• _TASK_: Return all lines from the listing below in which the string "Программы" occurs.

• _Extracted data entries_:
— BEGIN —

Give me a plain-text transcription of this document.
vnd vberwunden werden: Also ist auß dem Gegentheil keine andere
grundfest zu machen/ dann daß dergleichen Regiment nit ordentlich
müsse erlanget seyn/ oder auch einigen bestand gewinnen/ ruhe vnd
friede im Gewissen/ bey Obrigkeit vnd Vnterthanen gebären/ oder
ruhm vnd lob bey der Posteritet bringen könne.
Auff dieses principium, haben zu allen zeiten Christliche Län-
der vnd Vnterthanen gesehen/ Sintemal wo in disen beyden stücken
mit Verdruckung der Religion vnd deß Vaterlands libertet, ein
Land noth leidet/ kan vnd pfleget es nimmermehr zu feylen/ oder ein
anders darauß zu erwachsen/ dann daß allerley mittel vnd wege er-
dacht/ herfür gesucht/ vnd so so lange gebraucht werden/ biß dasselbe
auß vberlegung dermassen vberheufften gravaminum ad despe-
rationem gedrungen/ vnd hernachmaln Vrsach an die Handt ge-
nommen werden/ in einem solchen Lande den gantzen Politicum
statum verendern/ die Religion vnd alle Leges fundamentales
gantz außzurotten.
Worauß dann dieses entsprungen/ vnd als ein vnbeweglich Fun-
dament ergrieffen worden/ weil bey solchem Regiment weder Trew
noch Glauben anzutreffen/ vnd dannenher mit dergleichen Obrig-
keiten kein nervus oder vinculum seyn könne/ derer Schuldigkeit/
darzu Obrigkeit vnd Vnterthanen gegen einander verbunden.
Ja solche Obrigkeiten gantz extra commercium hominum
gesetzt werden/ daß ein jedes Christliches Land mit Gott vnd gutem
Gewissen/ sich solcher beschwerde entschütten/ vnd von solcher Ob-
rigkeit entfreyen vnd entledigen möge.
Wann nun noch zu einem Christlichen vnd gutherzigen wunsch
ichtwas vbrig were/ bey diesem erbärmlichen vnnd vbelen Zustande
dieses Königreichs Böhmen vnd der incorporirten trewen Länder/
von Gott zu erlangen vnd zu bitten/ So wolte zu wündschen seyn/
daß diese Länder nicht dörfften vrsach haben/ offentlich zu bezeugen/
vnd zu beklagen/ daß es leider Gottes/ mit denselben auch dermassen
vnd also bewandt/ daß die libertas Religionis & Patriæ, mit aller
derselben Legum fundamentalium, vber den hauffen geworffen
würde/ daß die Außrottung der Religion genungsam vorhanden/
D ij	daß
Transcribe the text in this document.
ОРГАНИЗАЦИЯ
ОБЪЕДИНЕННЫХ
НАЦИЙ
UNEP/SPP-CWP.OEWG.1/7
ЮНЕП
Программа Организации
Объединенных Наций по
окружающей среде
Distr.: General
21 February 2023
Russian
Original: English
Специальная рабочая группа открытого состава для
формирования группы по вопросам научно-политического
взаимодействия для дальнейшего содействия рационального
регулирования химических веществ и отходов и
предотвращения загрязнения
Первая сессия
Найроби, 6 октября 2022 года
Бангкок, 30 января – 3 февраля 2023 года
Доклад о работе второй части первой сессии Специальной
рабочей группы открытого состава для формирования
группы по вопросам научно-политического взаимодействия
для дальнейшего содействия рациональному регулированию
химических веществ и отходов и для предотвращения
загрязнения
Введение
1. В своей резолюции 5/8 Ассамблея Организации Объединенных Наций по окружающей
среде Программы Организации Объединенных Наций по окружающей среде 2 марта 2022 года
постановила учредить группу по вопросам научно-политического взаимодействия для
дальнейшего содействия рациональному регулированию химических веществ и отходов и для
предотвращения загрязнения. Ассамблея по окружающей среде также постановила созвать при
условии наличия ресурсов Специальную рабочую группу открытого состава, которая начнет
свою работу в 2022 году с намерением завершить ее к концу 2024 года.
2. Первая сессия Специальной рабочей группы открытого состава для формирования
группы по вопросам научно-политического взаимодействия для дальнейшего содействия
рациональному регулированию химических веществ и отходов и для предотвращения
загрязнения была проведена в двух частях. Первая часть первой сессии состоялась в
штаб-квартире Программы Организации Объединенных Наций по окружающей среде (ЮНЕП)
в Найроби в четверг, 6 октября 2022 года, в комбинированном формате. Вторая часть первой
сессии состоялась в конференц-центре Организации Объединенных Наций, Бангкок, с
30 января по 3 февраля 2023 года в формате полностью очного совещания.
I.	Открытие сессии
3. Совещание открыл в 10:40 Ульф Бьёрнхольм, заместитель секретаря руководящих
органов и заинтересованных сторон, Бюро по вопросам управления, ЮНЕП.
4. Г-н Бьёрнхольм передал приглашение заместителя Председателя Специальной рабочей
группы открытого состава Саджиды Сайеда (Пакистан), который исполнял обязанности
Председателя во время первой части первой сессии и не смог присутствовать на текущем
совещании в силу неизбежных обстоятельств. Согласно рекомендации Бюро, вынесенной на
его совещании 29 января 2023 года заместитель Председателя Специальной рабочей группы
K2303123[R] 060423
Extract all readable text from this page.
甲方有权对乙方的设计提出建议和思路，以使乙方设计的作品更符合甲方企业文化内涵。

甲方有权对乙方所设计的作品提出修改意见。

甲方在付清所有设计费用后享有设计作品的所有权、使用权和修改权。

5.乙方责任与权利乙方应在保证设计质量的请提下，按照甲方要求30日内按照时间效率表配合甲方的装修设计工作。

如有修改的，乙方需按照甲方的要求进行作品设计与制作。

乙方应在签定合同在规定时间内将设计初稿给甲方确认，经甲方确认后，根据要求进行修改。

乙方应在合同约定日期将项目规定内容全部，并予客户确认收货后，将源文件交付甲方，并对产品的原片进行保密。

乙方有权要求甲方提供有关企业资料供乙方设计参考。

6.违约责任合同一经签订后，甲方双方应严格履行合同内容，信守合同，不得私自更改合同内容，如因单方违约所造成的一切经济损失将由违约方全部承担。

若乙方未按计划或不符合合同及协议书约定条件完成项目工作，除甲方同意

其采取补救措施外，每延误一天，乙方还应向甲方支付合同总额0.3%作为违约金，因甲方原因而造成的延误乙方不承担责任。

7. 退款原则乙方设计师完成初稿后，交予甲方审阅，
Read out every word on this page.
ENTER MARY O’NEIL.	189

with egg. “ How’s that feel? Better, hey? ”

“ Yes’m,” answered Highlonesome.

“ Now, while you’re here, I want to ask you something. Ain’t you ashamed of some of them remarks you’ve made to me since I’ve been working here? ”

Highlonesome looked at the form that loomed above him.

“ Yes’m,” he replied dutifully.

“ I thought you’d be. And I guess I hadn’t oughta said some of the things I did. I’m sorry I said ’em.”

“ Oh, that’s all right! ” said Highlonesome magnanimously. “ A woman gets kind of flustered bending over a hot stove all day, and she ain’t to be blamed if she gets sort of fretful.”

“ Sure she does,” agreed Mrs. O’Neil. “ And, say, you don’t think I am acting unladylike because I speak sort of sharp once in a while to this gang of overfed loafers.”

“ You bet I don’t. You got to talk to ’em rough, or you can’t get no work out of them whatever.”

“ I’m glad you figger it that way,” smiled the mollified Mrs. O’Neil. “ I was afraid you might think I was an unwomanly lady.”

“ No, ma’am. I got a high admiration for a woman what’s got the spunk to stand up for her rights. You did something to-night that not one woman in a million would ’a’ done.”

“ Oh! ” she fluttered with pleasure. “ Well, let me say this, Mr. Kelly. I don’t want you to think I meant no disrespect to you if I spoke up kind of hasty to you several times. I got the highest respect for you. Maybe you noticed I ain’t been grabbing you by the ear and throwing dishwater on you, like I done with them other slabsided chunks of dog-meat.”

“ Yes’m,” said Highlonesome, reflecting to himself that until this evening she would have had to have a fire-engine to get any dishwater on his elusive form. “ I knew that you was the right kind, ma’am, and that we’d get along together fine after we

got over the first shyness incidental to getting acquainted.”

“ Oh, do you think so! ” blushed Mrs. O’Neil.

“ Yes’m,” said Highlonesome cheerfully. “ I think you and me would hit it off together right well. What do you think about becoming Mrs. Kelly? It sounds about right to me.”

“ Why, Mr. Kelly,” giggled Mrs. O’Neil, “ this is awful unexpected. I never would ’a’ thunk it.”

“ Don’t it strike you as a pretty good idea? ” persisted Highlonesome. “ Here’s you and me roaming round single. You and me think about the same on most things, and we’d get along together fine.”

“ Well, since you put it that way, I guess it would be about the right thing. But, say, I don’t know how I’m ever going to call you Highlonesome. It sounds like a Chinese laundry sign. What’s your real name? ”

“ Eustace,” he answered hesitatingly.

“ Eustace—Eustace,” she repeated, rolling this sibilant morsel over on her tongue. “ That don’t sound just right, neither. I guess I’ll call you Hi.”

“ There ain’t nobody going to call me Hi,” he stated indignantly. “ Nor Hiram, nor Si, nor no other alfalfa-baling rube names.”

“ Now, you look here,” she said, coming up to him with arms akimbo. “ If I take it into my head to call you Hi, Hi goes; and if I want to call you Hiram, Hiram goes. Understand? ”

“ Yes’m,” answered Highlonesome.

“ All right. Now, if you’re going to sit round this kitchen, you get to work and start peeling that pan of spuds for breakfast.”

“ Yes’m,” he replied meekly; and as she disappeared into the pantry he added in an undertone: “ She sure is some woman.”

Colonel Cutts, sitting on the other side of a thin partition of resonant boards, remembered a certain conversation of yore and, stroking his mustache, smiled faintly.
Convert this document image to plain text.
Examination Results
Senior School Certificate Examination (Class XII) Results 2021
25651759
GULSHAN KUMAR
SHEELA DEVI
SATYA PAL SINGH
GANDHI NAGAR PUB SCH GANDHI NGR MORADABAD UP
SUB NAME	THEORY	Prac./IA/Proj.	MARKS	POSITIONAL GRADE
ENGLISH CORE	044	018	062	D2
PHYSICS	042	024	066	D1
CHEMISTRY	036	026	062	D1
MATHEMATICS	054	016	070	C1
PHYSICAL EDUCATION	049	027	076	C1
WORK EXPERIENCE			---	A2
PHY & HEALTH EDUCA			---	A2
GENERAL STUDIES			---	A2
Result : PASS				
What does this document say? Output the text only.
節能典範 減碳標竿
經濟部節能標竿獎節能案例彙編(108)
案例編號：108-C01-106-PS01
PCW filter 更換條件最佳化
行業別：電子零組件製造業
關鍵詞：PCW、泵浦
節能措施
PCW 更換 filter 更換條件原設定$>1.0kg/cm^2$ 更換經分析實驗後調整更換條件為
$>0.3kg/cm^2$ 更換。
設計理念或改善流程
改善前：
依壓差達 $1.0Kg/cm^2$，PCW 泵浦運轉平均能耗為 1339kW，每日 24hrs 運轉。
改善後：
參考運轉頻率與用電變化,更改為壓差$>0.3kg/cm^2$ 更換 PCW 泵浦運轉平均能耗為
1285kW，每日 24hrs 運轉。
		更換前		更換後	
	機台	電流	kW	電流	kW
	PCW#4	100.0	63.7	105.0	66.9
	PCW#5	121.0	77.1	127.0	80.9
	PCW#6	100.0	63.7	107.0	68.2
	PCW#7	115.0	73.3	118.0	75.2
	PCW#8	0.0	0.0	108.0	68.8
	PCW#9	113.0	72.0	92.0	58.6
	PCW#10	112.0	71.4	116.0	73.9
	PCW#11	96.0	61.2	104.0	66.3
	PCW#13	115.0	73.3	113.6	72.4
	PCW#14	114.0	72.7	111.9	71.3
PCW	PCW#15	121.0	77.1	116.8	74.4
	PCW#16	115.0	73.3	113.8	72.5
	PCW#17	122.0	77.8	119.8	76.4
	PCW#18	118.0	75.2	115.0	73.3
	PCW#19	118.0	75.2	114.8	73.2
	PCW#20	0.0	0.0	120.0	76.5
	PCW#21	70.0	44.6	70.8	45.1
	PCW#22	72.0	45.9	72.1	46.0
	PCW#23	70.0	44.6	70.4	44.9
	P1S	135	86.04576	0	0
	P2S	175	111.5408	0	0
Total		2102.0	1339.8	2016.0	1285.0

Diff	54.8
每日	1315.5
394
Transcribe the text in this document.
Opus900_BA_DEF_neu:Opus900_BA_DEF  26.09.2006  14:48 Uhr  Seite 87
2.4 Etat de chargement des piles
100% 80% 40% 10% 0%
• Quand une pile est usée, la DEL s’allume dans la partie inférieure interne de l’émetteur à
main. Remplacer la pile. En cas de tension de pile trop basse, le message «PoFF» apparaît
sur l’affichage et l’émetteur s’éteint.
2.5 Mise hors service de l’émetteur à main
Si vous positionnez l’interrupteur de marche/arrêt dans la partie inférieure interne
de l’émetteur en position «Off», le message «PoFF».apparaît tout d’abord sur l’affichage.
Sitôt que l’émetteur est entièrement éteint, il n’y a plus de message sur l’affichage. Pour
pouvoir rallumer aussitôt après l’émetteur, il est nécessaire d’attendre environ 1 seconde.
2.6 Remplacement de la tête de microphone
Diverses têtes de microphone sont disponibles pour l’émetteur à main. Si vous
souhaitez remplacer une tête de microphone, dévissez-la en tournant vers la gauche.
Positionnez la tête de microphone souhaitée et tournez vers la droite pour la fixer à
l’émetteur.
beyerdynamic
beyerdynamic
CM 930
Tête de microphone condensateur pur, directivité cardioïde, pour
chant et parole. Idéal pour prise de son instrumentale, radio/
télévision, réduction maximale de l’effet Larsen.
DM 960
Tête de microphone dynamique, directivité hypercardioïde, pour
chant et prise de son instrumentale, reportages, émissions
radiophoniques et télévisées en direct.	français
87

— END —

• _TASK RESULT_:
среде Программы Организации Объединенных Наций по окружающей среде 2 марта 2022 года
штаб-квартире Программы Организации Объединенных Наций по окружающей среде (ЮНЕП)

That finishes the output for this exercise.